DIRECTIVE 1. Copy out the records word for word, from the line containing "Text: 0.15: 0.15 — [914, 521, 963, 540]" through the line containing "Text: 4.10: 4.10 — [653, 405, 703, 425]", including both of those lines.

PAGE.
***
A majority of investors today are stock pickers. Mark Twain once said, "Whenever you find yourself on the side of the majority, it is time to pause and reflect." Questioning what we believe is difficult at the best of times. Whether you spend seconds or hours reflecting, stock picking in all its forms, while sometimes questionable in effectiveness, will always be an engaging activity adopting never ending mass interest. But is "interesting" better for you financially? Everybody is trying to put forth effort to do better when it comes to investing. With limited time and resources, are you better off picking which stocks to buy or when to buy? To shed light on this question, we simulated stock picking vs. market timing to quantify the risk associated with each approach. We found that stocking picking produced more tail risk.
***
MATERIAL TO PROCESS.
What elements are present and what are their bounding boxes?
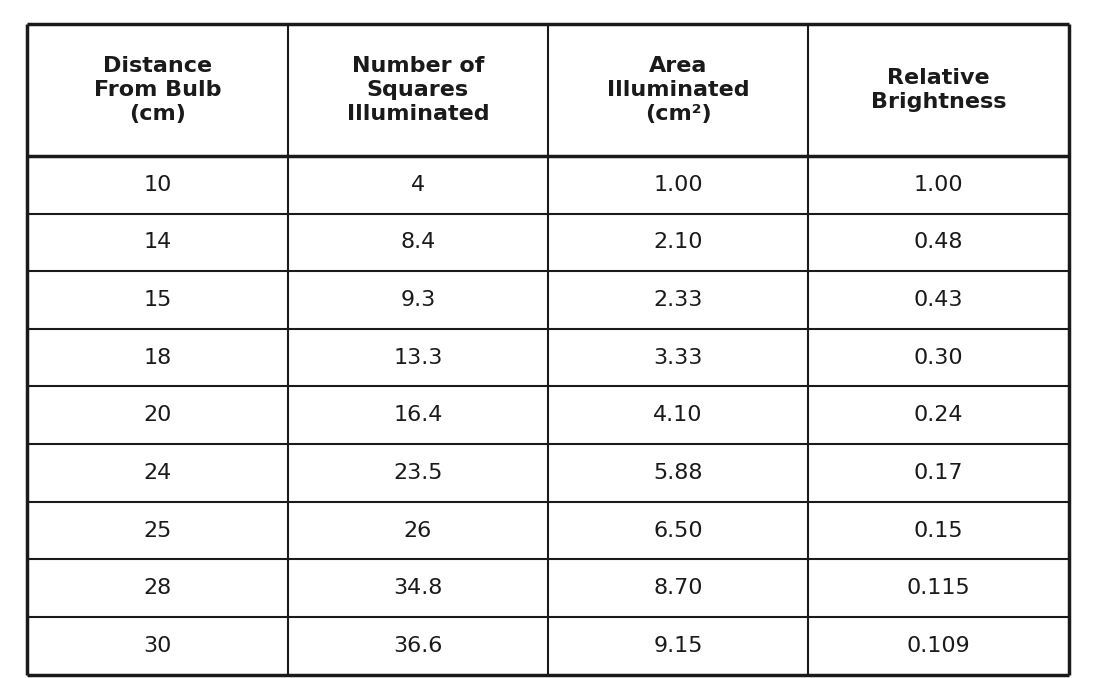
Text: 0.15: 0.15 — [914, 521, 963, 540]
Bar — [809, 559, 1069, 617]
Text: 9.15: 9.15 — [653, 636, 703, 656]
Text: 30: 30 — [144, 636, 172, 656]
Text: 20: 20 — [144, 405, 172, 425]
Bar — [809, 502, 1069, 559]
Bar — [809, 214, 1069, 271]
Bar — [27, 559, 287, 617]
Text: 4.10: 4.10 — [653, 405, 703, 425]
Bar — [548, 214, 809, 271]
Text: 25: 25 — [144, 521, 172, 540]
Text: Number of
Squares
Illuminated: Number of Squares Illuminated — [346, 56, 489, 124]
Bar — [287, 386, 548, 444]
Text: 1.00: 1.00 — [914, 175, 963, 195]
Bar — [27, 156, 287, 214]
Bar — [27, 271, 287, 329]
Text: 16.4: 16.4 — [393, 405, 443, 425]
Text: 6.50: 6.50 — [653, 521, 703, 540]
Bar — [287, 559, 548, 617]
Bar — [548, 386, 809, 444]
Text: 13.3: 13.3 — [393, 348, 443, 367]
Text: 0.43: 0.43 — [914, 290, 963, 310]
Text: 0.17: 0.17 — [914, 463, 963, 483]
Bar — [809, 156, 1069, 214]
Text: 23.5: 23.5 — [393, 463, 443, 483]
Text: 26: 26 — [403, 521, 432, 540]
Bar — [548, 156, 809, 214]
Bar — [809, 617, 1069, 675]
Text: Relative
Brightness: Relative Brightness — [870, 68, 1006, 112]
Bar — [548, 617, 809, 675]
Bar — [27, 24, 287, 156]
Bar — [287, 156, 548, 214]
Bar — [27, 386, 287, 444]
Bar — [27, 617, 287, 675]
Bar — [287, 329, 548, 386]
Text: 2.10: 2.10 — [653, 233, 703, 252]
Bar — [287, 214, 548, 271]
Bar — [809, 271, 1069, 329]
Text: 0.109: 0.109 — [906, 636, 970, 656]
Text: 0.30: 0.30 — [914, 348, 963, 367]
Text: 2.33: 2.33 — [653, 290, 703, 310]
Bar — [27, 502, 287, 559]
Bar — [287, 271, 548, 329]
Bar — [809, 329, 1069, 386]
Text: 9.3: 9.3 — [400, 290, 435, 310]
Text: 36.6: 36.6 — [393, 636, 443, 656]
Text: 8.4: 8.4 — [400, 233, 435, 252]
Text: 0.48: 0.48 — [914, 233, 963, 252]
Text: 15: 15 — [144, 290, 172, 310]
Text: 0.115: 0.115 — [906, 578, 970, 598]
Text: 5.88: 5.88 — [653, 463, 703, 483]
Text: Area
Illuminated
(cm²): Area Illuminated (cm²) — [607, 56, 750, 124]
Text: 28: 28 — [144, 578, 172, 598]
Text: 18: 18 — [144, 348, 172, 367]
Text: Distance
From Bulb
(cm): Distance From Bulb (cm) — [94, 56, 221, 124]
Text: 0.24: 0.24 — [914, 405, 963, 425]
Bar — [809, 24, 1069, 156]
Bar — [548, 444, 809, 502]
Bar — [809, 444, 1069, 502]
Text: 14: 14 — [144, 233, 172, 252]
Bar — [287, 24, 548, 156]
Bar — [548, 271, 809, 329]
Bar — [287, 617, 548, 675]
Bar — [287, 502, 548, 559]
Bar — [27, 214, 287, 271]
Text: 3.33: 3.33 — [653, 348, 703, 367]
Bar — [809, 386, 1069, 444]
Text: 24: 24 — [144, 463, 172, 483]
Text: 10: 10 — [144, 175, 172, 195]
Bar — [548, 502, 809, 559]
Bar — [548, 24, 809, 156]
Text: 4: 4 — [411, 175, 425, 195]
Bar — [548, 559, 809, 617]
Bar — [27, 329, 287, 386]
Bar — [27, 444, 287, 502]
Bar — [287, 444, 548, 502]
Text: 1.00: 1.00 — [653, 175, 703, 195]
Text: 8.70: 8.70 — [653, 578, 703, 598]
Bar — [548, 329, 809, 386]
Text: 34.8: 34.8 — [393, 578, 443, 598]
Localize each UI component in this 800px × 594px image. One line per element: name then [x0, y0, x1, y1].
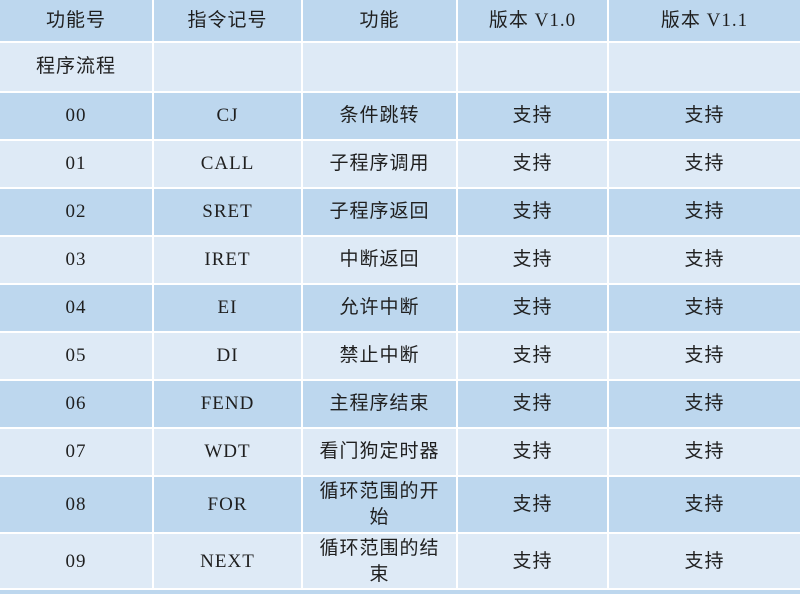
***
DIRECTIVE 2. According to the Mark Twain quote in the investing text, what is it time to do whenever you find yourself on the side of the majority?

OUTPUT 1.
Text: 0.15: 0.15 — [914, 521, 963, 540]
Bar — [809, 559, 1069, 617]
Text: 9.15: 9.15 — [653, 636, 703, 656]
Text: 30: 30 — [144, 636, 172, 656]
Text: 20: 20 — [144, 405, 172, 425]
Bar — [809, 502, 1069, 559]
Bar — [809, 214, 1069, 271]
Bar — [27, 559, 287, 617]
Text: 4.10: 4.10 — [653, 405, 703, 425]

OUTPUT 2. It is time to pause and reflect.